#### Stored data
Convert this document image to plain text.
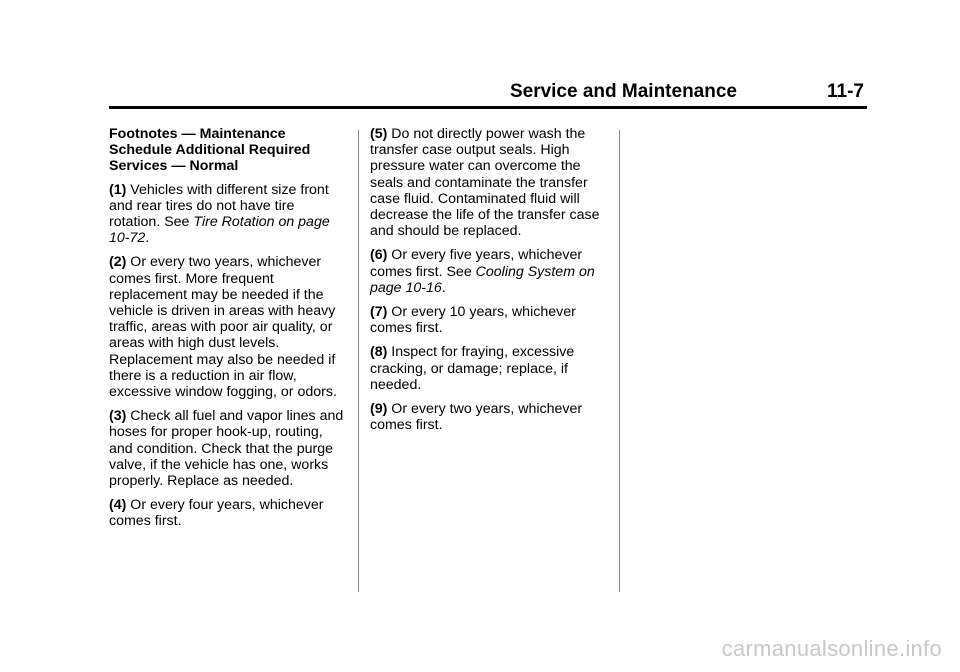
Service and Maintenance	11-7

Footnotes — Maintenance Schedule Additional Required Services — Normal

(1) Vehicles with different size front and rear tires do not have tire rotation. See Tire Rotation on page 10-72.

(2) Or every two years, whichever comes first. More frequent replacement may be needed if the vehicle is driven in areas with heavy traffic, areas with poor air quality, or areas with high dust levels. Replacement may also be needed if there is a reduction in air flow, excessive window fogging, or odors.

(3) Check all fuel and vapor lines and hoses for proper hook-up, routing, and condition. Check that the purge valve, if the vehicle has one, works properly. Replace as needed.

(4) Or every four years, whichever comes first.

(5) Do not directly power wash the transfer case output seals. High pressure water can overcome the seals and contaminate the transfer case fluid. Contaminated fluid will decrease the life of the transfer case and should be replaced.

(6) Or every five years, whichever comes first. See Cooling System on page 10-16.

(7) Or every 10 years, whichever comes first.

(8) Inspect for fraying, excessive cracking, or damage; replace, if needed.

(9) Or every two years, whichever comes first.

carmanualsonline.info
########
■ **Task directions**: Tally every line of the data that holds the word "first" and write the count alone.

■ **Exercise output**: 5